* _Exercise inputs_:
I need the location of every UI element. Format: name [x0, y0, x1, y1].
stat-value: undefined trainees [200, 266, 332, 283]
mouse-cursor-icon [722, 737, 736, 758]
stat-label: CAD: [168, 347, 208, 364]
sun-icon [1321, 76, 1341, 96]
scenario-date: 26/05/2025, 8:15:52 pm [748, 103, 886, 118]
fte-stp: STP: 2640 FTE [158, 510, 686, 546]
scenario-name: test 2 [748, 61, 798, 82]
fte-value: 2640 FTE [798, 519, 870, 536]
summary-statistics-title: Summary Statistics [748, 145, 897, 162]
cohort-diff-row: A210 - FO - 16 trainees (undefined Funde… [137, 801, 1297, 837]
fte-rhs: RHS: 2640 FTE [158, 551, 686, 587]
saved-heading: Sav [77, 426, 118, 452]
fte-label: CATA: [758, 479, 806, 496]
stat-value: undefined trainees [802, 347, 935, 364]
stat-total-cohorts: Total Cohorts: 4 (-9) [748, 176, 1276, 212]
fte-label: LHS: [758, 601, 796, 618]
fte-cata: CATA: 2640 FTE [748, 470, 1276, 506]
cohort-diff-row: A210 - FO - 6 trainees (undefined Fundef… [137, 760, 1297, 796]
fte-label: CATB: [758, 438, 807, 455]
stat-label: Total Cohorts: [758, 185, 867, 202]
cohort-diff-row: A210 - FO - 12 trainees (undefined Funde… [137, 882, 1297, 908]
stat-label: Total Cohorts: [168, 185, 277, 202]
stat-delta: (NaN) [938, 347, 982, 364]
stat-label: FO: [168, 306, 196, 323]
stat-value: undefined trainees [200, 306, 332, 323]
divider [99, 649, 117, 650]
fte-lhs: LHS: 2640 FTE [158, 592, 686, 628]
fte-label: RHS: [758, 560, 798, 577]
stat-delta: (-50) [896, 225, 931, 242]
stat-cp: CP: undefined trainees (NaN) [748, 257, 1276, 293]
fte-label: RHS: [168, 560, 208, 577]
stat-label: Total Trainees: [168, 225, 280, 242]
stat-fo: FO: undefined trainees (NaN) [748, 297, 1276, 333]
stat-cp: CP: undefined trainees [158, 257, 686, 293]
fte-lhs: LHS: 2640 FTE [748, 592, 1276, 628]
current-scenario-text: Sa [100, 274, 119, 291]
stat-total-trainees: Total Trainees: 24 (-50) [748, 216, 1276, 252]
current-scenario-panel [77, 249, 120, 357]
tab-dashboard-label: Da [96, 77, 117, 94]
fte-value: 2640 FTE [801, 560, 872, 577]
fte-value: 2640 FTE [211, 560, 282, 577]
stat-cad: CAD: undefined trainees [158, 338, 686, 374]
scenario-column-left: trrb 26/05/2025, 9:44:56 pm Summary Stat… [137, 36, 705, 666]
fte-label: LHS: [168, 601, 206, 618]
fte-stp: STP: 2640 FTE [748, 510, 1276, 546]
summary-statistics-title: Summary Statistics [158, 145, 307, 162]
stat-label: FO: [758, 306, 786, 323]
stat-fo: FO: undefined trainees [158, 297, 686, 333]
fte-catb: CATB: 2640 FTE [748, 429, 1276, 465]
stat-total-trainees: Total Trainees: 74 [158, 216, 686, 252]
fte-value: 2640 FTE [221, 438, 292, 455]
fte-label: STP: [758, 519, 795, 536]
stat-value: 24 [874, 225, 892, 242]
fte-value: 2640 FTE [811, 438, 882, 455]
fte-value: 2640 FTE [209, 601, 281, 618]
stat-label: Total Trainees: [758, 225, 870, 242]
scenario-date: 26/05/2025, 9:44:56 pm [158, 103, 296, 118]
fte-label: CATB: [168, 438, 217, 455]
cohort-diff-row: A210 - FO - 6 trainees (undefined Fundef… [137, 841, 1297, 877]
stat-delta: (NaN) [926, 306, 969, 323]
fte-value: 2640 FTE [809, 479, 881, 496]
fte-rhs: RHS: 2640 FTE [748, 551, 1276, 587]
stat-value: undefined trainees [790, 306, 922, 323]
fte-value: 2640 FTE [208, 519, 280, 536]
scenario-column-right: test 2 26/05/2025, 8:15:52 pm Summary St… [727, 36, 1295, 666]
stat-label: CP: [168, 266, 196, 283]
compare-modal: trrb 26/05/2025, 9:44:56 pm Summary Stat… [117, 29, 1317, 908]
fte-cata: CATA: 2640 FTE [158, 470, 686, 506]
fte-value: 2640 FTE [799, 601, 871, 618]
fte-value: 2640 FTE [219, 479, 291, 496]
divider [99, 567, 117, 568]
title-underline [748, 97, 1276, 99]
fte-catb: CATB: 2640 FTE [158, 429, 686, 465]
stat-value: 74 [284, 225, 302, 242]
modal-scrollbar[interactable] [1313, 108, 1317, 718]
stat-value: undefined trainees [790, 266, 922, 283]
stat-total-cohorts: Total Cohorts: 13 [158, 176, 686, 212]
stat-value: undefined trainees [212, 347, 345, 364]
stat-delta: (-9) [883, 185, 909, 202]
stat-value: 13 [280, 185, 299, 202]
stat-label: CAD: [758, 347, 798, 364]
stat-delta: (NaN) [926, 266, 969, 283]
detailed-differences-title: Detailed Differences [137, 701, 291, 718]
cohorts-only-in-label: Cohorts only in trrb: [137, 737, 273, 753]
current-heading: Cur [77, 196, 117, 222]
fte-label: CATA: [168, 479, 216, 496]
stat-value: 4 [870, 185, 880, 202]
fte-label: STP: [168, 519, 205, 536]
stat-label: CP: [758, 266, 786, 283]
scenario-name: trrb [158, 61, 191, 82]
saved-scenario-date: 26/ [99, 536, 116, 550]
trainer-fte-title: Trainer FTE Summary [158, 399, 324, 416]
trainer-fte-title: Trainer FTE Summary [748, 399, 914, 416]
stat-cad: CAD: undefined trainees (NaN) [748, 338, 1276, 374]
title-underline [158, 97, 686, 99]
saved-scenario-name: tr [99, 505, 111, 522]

* _Exercise brief_: Render each line of the entries above as a Markdown table with two columns, Row (a sequential number) and Line (the line's text). Omit blank lines.

* _The solution_:
| Row | Line |
|---|---|
| 1 | I need the location of every UI element. Format: name [x0, y0, x1, y1]. |
| 2 | stat-value: undefined trainees [200, 266, 332, 283] |
| 3 | mouse-cursor-icon [722, 737, 736, 758] |
| 4 | stat-label: CAD: [168, 347, 208, 364] |
| 5 | sun-icon [1321, 76, 1341, 96] |
| 6 | scenario-date: 26/05/2025, 8:15:52 pm [748, 103, 886, 118] |
| 7 | fte-stp: STP: 2640 FTE [158, 510, 686, 546] |
| 8 | scenario-name: test 2 [748, 61, 798, 82] |
| 9 | fte-value: 2640 FTE [798, 519, 870, 536] |
| 10 | summary-statistics-title: Summary Statistics [748, 145, 897, 162] |
| 11 | cohort-diff-row: A210 - FO - 16 trainees (undefined Funde… [137, 801, 1297, 837] |
| 12 | fte-rhs: RHS: 2640 FTE [158, 551, 686, 587] |
| 13 | saved-heading: Sav [77, 426, 118, 452] |
| 14 | fte-label: CATA: [758, 479, 806, 496] |
| 15 | stat-value: undefined trainees [802, 347, 935, 364] |
| 16 | stat-total-cohorts: Total Cohorts: 4 (-9) [748, 176, 1276, 212] |
| 17 | fte-label: LHS: [758, 601, 796, 618] |
| 18 | fte-cata: CATA: 2640 FTE [748, 470, 1276, 506] |
| 19 | cohort-diff-row: A210 - FO - 6 trainees (undefined Fundef… [137, 760, 1297, 796] |
| 20 | fte-label: CATB: [758, 438, 807, 455] |
| 21 | stat-label: Total Cohorts: [758, 185, 867, 202] |
| 22 | cohort-diff-row: A210 - FO - 12 trainees (undefined Funde… [137, 882, 1297, 908] |
| 23 | stat-label: Total Cohorts: [168, 185, 277, 202] |
| 24 | stat-delta: (NaN) [938, 347, 982, 364] |
| 25 | stat-label: FO: [168, 306, 196, 323] |
| 26 | stat-value: undefined trainees [200, 306, 332, 323] |
| 27 | divider [99, 649, 117, 650] |
| 28 | fte-lhs: LHS: 2640 FTE [158, 592, 686, 628] |
| 29 | fte-label: RHS: [758, 560, 798, 577] |
| 30 | stat-delta: (-50) [896, 225, 931, 242] |
| 31 | stat-cp: CP: undefined trainees (NaN) [748, 257, 1276, 293] |
| 32 | fte-label: RHS: [168, 560, 208, 577] |
| 33 | stat-label: Total Trainees: [168, 225, 280, 242] |
| 34 | stat-fo: FO: undefined trainees (NaN) [748, 297, 1276, 333] |
| 35 | stat-cp: CP: undefined trainees [158, 257, 686, 293] |
| 36 | fte-lhs: LHS: 2640 FTE [748, 592, 1276, 628] |
| 37 | current-scenario-text: Sa [100, 274, 119, 291] |
| 38 | stat-total-trainees: Total Trainees: 24 (-50) [748, 216, 1276, 252] |
| 39 | current-scenario-panel [77, 249, 120, 357] |
| 40 | tab-dashboard-label: Da [96, 77, 117, 94] |
| 41 | fte-value: 2640 FTE [801, 560, 872, 577] |
| 42 | fte-value: 2640 FTE [211, 560, 282, 577] |
| 43 | stat-cad: CAD: undefined trainees [158, 338, 686, 374] |
| 44 | scenario-column-left: trrb 26/05/2025, 9:44:56 pm Summary Stat… [137, 36, 705, 666] |
| 45 | fte-label: LHS: [168, 601, 206, 618] |
| 46 | fte-stp: STP: 2640 FTE [748, 510, 1276, 546] |
| 47 | summary-statistics-title: Summary Statistics [158, 145, 307, 162] |
| 48 | stat-label: FO: [758, 306, 786, 323] |
| 49 | stat-fo: FO: undefined trainees [158, 297, 686, 333] |
| 50 | fte-catb: CATB: 2640 FTE [748, 429, 1276, 465] |
| 51 | stat-total-trainees: Total Trainees: 74 [158, 216, 686, 252] |
| 52 | fte-value: 2640 FTE [221, 438, 292, 455] |
| 53 | fte-label: STP: [758, 519, 795, 536] |
| 54 | stat-value: 24 [874, 225, 892, 242] |
| 55 | fte-value: 2640 FTE [811, 438, 882, 455] |
| 56 | fte-value: 2640 FTE [209, 601, 281, 618] |
| 57 | stat-label: Total Trainees: [758, 225, 870, 242] |
| 58 | scenario-date: 26/05/2025, 9:44:56 pm [158, 103, 296, 118] |
| 59 | fte-label: CATB: [168, 438, 217, 455] |
| 60 | cohort-diff-row: A210 - FO - 6 trainees (undefined Fundef… [137, 841, 1297, 877] |
| 61 | stat-delta: (NaN) [926, 306, 969, 323] |
| 62 | fte-value: 2640 FTE [809, 479, 881, 496] |
| 63 | fte-rhs: RHS: 2640 FTE [748, 551, 1276, 587] |
| 64 | stat-value: undefined trainees [790, 306, 922, 323] |
| 65 | fte-value: 2640 FTE [208, 519, 280, 536] |
| 66 | scenario-column-right: test 2 26/05/2025, 8:15:52 pm Summary St… [727, 36, 1295, 666] |
| 67 | stat-label: CP: [168, 266, 196, 283] |
| 68 | compare-modal: trrb 26/05/2025, 9:44:56 pm Summary Stat… [117, 29, 1317, 908] |
| 69 | fte-cata: CATA: 2640 FTE [158, 470, 686, 506] |
| 70 | fte-value: 2640 FTE [799, 601, 871, 618] |
| 71 | fte-value: 2640 FTE [219, 479, 291, 496] |
| 72 | divider [99, 567, 117, 568] |
| 73 | title-underline [748, 97, 1276, 99] |
| 74 | fte-catb: CATB: 2640 FTE [158, 429, 686, 465] |
| 75 | stat-value: 74 [284, 225, 302, 242] |
| 76 | modal-scrollbar[interactable] [1313, 108, 1317, 718] |
| 77 | stat-value: undefined trainees [790, 266, 922, 283] |
| 78 | stat-total-cohorts: Total Cohorts: 13 [158, 176, 686, 212] |
| 79 | stat-value: undefined trainees [212, 347, 345, 364] |
| 80 | stat-delta: (-9) [883, 185, 909, 202] |
| 81 | stat-value: 13 [280, 185, 299, 202] |
| 82 | stat-label: CAD: [758, 347, 798, 364] |
| 83 | stat-delta: (NaN) [926, 266, 969, 283] |
| 84 | detailed-differences-title: Detailed Differences [137, 701, 291, 718] |
| 85 | cohorts-only-in-label: Cohorts only in trrb: [137, 737, 273, 753] |
| 86 | current-heading: Cur [77, 196, 117, 222] |
| 87 | fte-label: CATA: [168, 479, 216, 496] |
| 88 | stat-value: 4 [870, 185, 880, 202] |
| 89 | fte-label: STP: [168, 519, 205, 536] |
| 90 | stat-label: CP: [758, 266, 786, 283] |
| 91 | scenario-name: trrb [158, 61, 191, 82] |
| 92 | saved-scenario-date: 26/ [99, 536, 116, 550] |
| 93 | trainer-fte-title: Trainer FTE Summary [158, 399, 324, 416] |
| 94 | trainer-fte-title: Trainer FTE Summary [748, 399, 914, 416] |
| 95 | stat-cad: CAD: undefined trainees (NaN) [748, 338, 1276, 374] |
| 96 | title-underline [158, 97, 686, 99] |
| 97 | saved-scenario-name: tr [99, 505, 111, 522] |